>> START

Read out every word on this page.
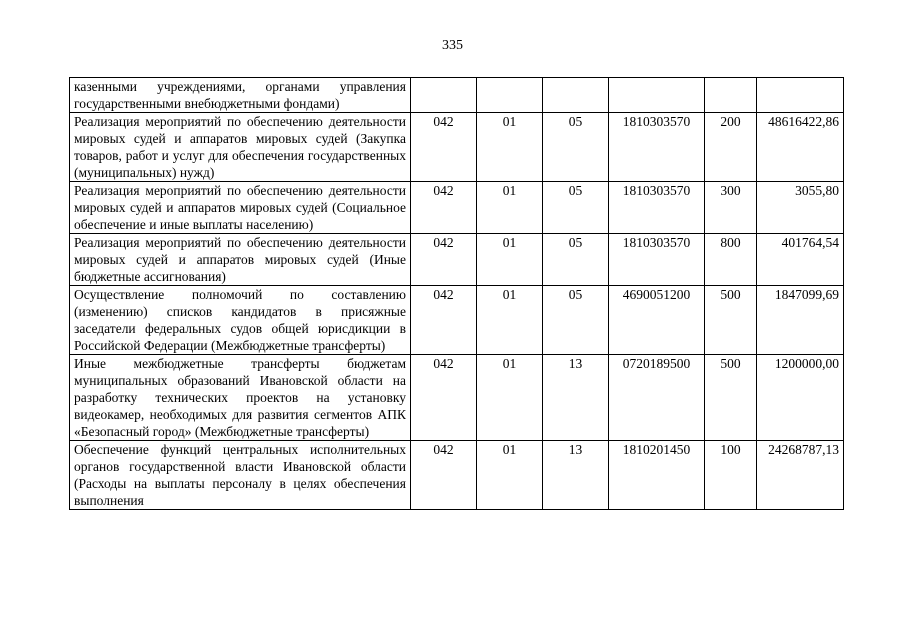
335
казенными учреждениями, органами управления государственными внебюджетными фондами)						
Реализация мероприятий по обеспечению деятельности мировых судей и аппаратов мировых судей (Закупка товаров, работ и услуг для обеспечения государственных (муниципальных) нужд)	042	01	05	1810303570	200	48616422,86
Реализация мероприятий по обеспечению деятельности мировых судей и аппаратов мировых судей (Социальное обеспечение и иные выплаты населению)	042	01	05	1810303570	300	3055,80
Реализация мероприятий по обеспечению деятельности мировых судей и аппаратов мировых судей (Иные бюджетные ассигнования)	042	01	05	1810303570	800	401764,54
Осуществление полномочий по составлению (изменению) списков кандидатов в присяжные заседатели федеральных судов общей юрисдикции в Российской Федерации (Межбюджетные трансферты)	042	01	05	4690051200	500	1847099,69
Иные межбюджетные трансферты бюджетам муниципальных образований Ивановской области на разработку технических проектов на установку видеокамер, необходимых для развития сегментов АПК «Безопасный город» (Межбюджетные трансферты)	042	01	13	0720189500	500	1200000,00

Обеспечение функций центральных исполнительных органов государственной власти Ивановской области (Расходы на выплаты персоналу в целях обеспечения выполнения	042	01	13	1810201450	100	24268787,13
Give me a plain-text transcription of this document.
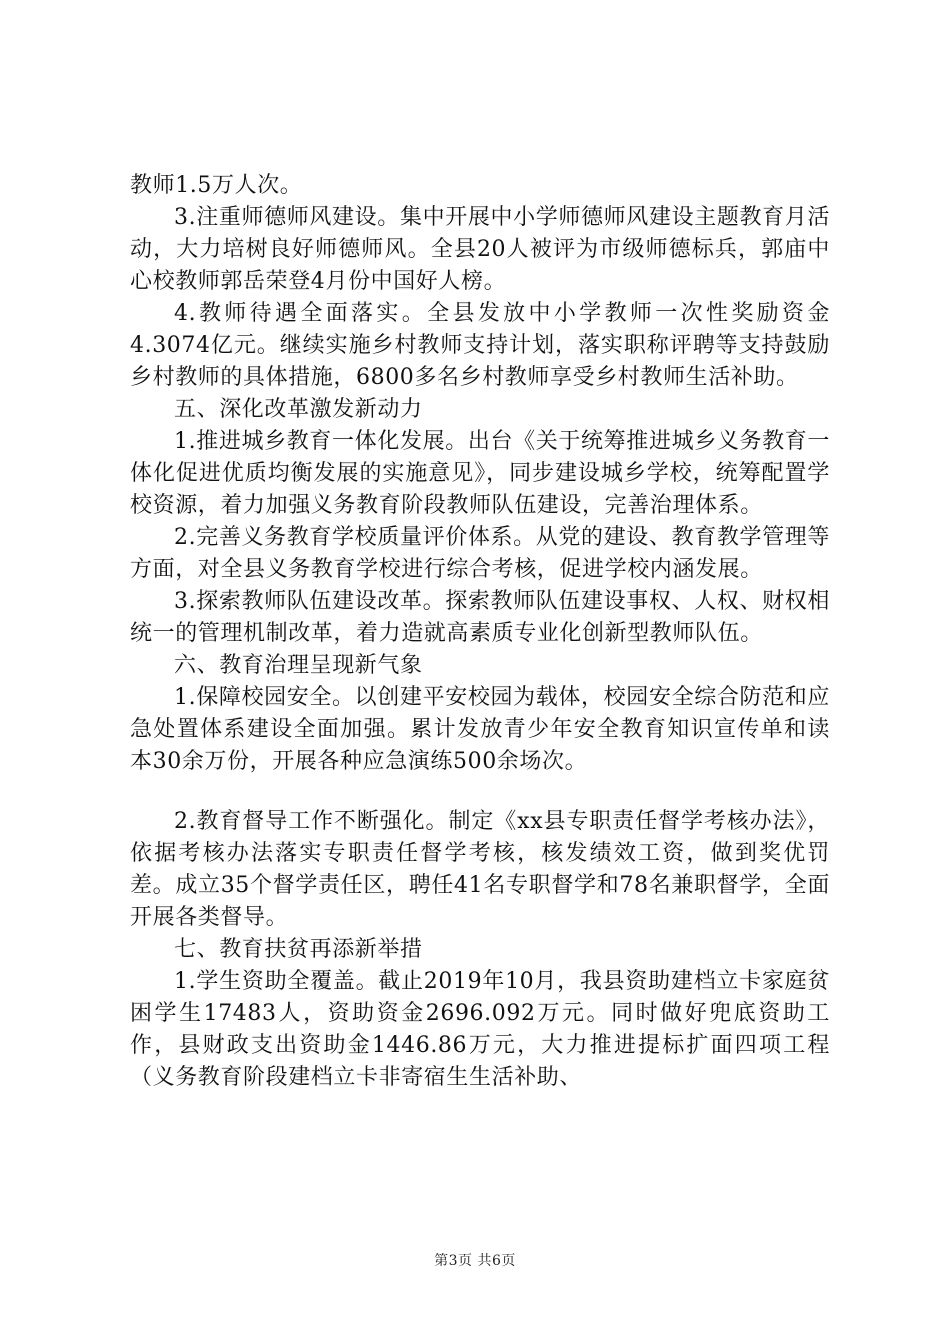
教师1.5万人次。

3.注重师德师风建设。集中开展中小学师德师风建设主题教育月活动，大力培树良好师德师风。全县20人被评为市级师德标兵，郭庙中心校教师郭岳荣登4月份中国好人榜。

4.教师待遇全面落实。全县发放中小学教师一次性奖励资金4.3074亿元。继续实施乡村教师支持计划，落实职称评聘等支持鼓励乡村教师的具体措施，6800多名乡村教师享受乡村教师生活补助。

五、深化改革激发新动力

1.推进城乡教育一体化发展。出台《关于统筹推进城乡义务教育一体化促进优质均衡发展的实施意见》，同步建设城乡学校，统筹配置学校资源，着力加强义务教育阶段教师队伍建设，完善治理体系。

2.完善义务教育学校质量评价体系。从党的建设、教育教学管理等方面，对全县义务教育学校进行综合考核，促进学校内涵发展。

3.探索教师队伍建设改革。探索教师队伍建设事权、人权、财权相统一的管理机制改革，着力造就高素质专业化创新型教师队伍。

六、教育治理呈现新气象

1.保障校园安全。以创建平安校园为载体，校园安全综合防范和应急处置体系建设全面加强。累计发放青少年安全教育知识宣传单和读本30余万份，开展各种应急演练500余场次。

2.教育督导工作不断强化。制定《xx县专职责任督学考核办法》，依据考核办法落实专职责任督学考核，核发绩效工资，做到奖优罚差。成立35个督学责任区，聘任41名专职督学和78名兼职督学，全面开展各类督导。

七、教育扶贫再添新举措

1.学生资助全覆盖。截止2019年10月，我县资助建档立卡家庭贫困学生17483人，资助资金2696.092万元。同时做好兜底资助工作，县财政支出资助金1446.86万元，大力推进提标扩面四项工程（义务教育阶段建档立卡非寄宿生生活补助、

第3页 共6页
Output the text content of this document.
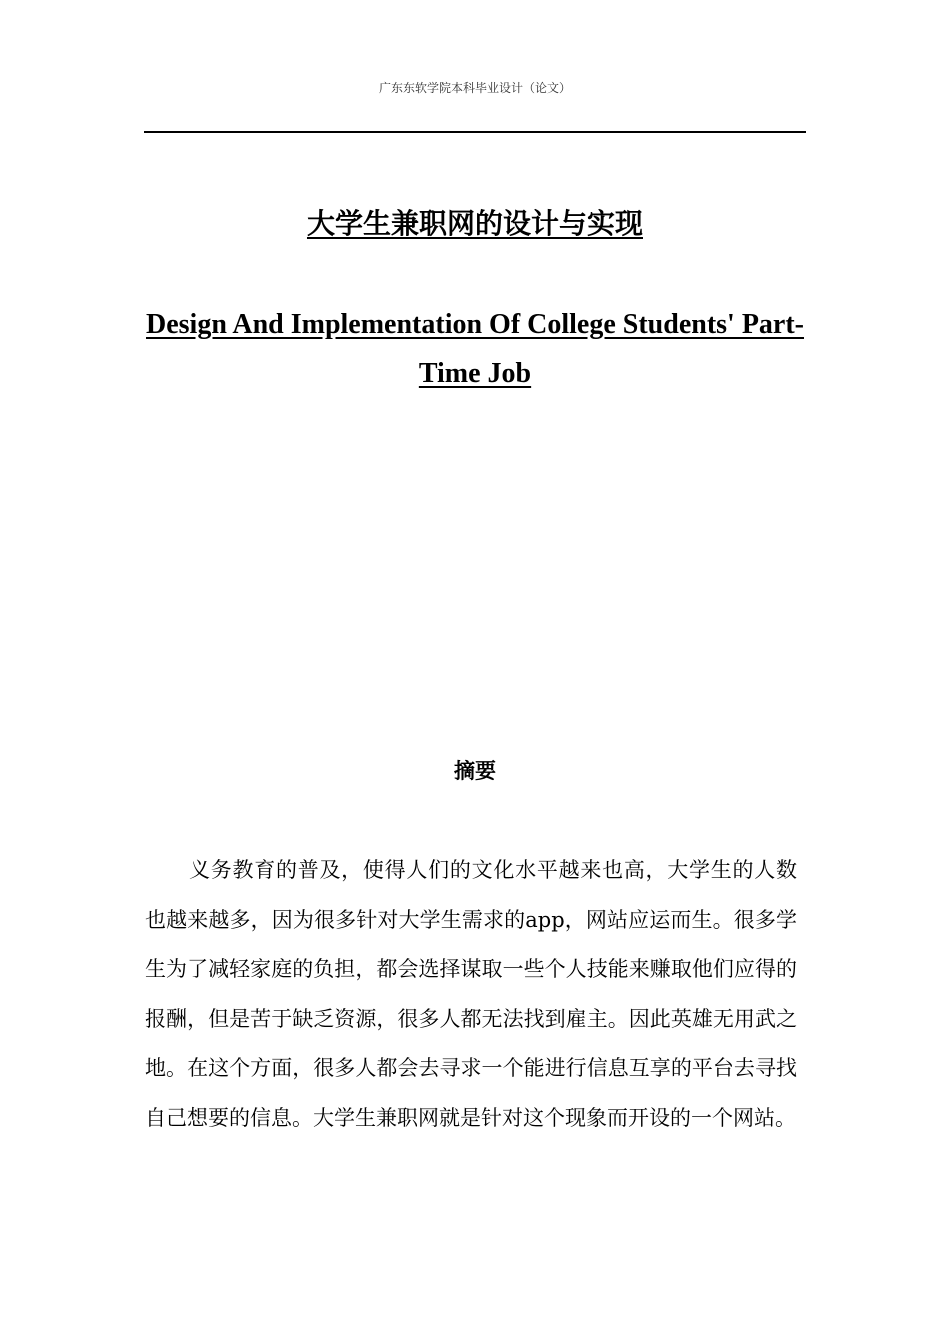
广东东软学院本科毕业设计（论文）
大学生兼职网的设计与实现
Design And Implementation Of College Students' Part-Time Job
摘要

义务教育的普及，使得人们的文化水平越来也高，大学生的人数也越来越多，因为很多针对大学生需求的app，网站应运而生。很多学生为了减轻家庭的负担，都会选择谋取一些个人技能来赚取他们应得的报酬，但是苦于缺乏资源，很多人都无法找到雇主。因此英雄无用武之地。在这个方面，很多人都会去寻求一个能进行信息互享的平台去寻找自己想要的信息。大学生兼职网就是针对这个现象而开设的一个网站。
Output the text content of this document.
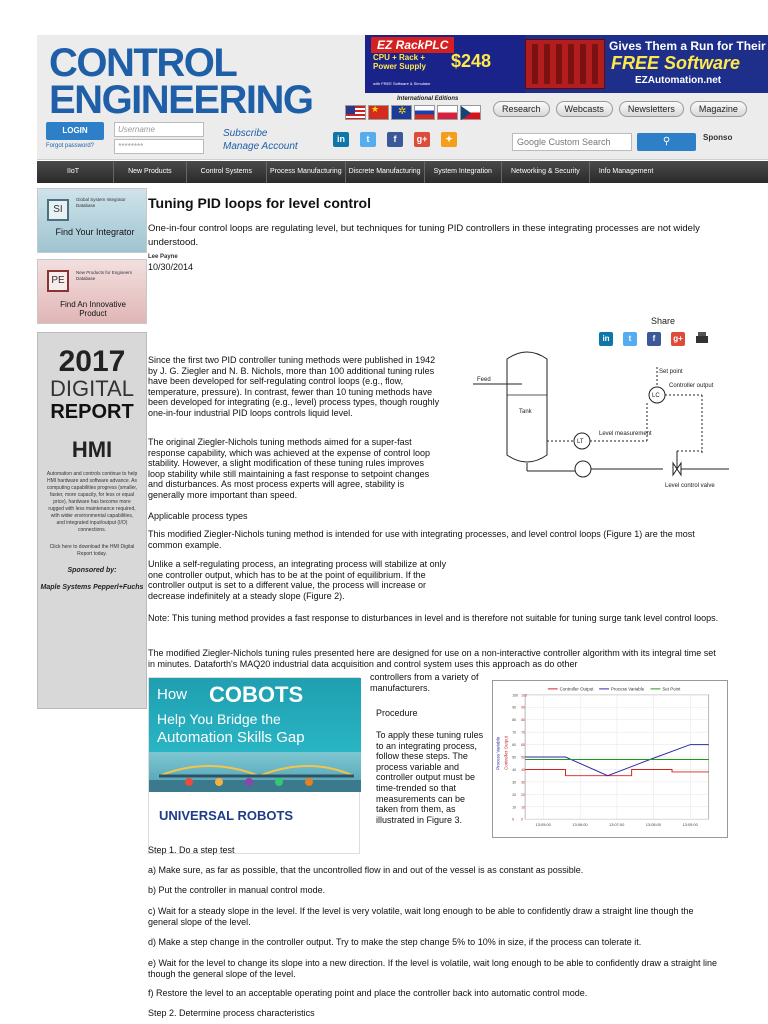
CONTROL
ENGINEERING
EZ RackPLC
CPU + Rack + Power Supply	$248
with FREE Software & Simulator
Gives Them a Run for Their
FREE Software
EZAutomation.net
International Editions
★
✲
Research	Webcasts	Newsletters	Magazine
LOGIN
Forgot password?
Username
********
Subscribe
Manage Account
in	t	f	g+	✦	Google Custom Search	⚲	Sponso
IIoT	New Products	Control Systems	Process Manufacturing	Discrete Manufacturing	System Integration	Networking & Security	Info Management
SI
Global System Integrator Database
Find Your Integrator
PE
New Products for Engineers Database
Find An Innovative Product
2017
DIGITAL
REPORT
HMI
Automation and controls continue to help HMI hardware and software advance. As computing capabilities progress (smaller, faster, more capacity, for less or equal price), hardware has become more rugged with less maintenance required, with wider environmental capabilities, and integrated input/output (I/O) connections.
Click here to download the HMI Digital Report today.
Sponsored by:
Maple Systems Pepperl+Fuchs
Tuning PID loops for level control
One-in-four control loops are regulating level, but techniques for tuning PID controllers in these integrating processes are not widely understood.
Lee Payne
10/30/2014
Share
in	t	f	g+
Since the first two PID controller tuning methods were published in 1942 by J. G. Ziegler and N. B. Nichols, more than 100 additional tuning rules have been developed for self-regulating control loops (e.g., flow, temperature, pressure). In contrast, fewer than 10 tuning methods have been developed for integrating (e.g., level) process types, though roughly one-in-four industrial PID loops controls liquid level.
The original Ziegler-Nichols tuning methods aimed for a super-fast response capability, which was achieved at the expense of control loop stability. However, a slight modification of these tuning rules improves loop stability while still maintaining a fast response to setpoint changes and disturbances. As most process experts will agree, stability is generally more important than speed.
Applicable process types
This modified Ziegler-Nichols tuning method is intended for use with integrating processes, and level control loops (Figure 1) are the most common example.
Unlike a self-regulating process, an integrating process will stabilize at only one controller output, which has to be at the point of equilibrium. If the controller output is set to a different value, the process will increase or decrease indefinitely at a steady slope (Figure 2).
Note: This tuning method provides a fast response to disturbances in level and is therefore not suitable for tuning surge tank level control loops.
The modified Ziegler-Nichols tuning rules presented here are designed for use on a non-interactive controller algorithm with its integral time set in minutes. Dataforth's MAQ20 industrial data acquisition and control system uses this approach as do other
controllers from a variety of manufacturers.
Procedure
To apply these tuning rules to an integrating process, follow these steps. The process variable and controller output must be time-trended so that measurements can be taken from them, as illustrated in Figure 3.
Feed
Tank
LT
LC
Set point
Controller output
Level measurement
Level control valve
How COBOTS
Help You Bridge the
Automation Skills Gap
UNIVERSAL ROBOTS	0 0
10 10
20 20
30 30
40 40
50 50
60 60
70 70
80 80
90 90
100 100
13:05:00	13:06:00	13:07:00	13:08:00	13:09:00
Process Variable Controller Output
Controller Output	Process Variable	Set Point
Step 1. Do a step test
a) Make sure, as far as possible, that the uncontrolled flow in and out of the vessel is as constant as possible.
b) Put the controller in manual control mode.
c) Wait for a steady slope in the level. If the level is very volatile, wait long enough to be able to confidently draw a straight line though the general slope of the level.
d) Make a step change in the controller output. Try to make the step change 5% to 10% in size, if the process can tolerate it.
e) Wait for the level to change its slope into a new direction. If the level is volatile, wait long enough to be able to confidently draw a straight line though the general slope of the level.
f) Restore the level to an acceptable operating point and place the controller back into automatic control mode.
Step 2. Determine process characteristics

>> END

WHAT IS REQUIRED:
Find how many lines of the entries contain "most". Respond with the number only.

THE REPLY:
2